Dynamics tells us that Power (Watt) is Force (Newton) times Speed (Meters per second). If we imagine that the car has a continous wheel-power of 480 kW (650 Hp), through a magic-CVT, the traction-force will theoretically come down with speed going up according to this:

At 20 m/s (72 km/h), traction-force is 24 kN, at 30 m/s-16 kN, at 40 m/s-12 kN and so on to the point where traction-force balances the air-resistance, at some 300 km/h.

As the speed goes up, downfoce will increase of course, but at what speed does the wheel-spin stop and how much is the vertical contact-force between the rear wheels and the surface at that speed?
Last edited by xpensive on Fri Dec 11, 2009 3:38 pm, edited 1 time in total.
"Bernoulli is a nine-letter name"
xpensive

Joined: 22 Nov 2008

xpensive wrote:There was an interesting discussion on a now long since forgotten thread about how much traction-force the F1 tyres can handle and at what downforce, ie what is the "coefficient of friction". I've given the issue some thought and came up with the following simplified model, where rolling friction is set to nil:

Dynamics tells us that Power (Watt) is Force (Newton) times Speed (Meters per second). If we imagine that the car has a continous wheel-power of 480 kW (650 Hp), though a magic-CVT, the traction-force will theoretically come down with speed going up according to this:

At 20 m/s (72 km/h), traction-force is 24 kN, at 30 m/s-16 kN, at 40 m/s-12 kN and so on to the point where traction-force balances the air-resistance, at some 300 km/h.

As the speed goes up, downfoce will increase of course, but at what speed does the wheel-spin stop and how much is the vertical contact-force between the rear wheels and the surface at that speed?

Give the geartrain the right range of gear ratio's either CVT, TVT or stepped and there will not be any wheel spin.
autogyro

Joined: 4 Oct 2009

Well, for the car to accelerate you have to have wheel-spin (sort of ).

I suppose you refer to this thread, X: viewtopic.php?f=1&t=6451

There it was shown this graph, analyzing the sped vs time for Fisichella at Albert Park in 2007 (data extracted by Reca using a Fourier transformation of the sound of the engine, taken from a video, to get the rpm and using gearbox ratios already known):

Speed vs time for Fisichella

The rolling force is neglectable, or a very approximate calculation shows this (sorry, the red box means nothing, check the "Rolling power" cell at position B20: a mere 9400 watts or miserable 13 hp).

Power to the wheels simple calculation

From that, it was relatively simple to get this, by iterating the same procedure between different points in that "peak":

By "Fourth acceleration" I mean the fourth peak from left to right in the previous picture.

Nice, I've forgotten that one. However, I'd say this:

Wheel spin stops at top speed (acceleration equals zero).

The total vertical force is more or less 5 kilonewtons at 250 kph (cell B13). I know I have the worksheet interred somewhere, I'll check as soon as I have time.

++++++

**Things to do**.
**1.** Answer these questions from the traction thread:
(a) What continuous wheel-power does the simplified model assume for the car?
(b) Whose speed-versus-time data was analyzed in the graph, and at which circuit and year?
(c) What total vertical force is given at 250 kph?
**2.** Pick up the traction thread after its last sentence and carry the discussion forward.
The entries are separate material, unrelated to the traction thread.

Stored data entries:
++++++

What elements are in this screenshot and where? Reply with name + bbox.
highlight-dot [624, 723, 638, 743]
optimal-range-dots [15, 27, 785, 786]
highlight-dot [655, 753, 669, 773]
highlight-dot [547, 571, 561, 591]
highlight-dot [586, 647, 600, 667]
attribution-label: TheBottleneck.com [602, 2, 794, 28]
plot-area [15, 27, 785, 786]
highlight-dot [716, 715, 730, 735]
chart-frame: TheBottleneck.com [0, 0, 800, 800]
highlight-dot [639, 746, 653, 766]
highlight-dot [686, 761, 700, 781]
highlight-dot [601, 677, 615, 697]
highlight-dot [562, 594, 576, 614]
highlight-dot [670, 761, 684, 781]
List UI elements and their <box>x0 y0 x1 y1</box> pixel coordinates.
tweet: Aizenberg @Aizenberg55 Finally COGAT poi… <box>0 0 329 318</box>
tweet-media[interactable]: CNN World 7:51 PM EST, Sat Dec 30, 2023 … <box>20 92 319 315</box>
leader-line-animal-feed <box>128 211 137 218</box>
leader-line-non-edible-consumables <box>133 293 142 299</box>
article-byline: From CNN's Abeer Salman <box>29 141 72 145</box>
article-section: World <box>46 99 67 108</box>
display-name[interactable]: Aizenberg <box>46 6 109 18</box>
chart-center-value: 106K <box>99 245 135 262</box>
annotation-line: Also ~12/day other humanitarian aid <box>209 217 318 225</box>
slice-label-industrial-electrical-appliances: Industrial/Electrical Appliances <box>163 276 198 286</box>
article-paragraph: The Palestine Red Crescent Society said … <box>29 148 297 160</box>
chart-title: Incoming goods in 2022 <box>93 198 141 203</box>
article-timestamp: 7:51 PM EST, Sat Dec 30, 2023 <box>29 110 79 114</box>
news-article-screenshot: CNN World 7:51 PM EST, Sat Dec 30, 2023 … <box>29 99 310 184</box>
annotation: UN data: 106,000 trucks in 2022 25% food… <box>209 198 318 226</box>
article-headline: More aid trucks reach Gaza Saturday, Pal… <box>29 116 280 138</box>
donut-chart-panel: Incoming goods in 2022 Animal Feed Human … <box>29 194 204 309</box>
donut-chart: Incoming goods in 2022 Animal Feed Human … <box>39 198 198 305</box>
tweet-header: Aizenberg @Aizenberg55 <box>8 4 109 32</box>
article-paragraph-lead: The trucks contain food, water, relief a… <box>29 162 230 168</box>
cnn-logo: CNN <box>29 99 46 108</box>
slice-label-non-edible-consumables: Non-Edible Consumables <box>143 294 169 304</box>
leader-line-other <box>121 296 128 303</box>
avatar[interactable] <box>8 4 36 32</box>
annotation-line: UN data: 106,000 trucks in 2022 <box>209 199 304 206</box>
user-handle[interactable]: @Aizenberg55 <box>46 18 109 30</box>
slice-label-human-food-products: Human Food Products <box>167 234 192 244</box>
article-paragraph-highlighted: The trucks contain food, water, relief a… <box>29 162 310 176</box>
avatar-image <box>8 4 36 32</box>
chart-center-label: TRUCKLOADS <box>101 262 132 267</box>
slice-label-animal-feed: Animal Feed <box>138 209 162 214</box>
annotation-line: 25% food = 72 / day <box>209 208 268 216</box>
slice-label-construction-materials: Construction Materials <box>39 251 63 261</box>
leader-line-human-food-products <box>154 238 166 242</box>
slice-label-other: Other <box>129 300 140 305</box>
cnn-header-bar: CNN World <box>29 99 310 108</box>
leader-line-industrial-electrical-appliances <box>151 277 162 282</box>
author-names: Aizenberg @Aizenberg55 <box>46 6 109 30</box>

++++++

**Exercise answers**.
**1.**
(a) 480 kW (650 Hp)
(b) Fisichella's, at Albert Park in 2007
(c) More or less 5 kilonewtons

**2.**
You can reconstruct the same worksheet, the equations are in the C column: those are approximations, but the figures must be pretty good, they are taken from the first graph, that should be more or less accurate.

The main uncertainty is in the drag coefficient, but nobody protested back then about that number... perhaps someone will find an error (thanks in advance! I'd appreciate that) or maybe someone can provide a better figure for drag coefficient now.

The number is in the range of downforce I've read elsewhere. Anyway, from the speed/time graph you can extract whatever you want about the force, the power, etc. Enjoy.
Ciro
Ciro Pabón

Joined: 10 May 2005

The amount of traction that tyres can handle is be determined by their geometry, construction and compound. I think it is also interesting to discuss how those factors will change in 2010 and what it will do to the traction.

First of all the traction is dependent of the temperature and the state of the tread. If the tyres are already run down the capability of the tread to absorb heat and dispose of it will quickly disappear. The traction will break down very quickly from there.

Next years front tyres will be stiffer in construction and will have harder compounds according to Bridgestone. The contact patch will be smaller. The two aspects are meant to compensate each other but as always there will probably not be equilibrium and the traction will either go up or down.

My guess at this point is that tyres will have initially less traction (tyre blankets will be banned) and that the traction loss over the distance will be reduced compared to todays tyres. It would make for a more durable tyre which necessitates fewer pit stops than the 2009 front tyres. Having said that, one has to consider that front tyre wear hasn't been that critical for a long time. I think that the last time that was an issue was Istanbul 2007 with Hamilton's car.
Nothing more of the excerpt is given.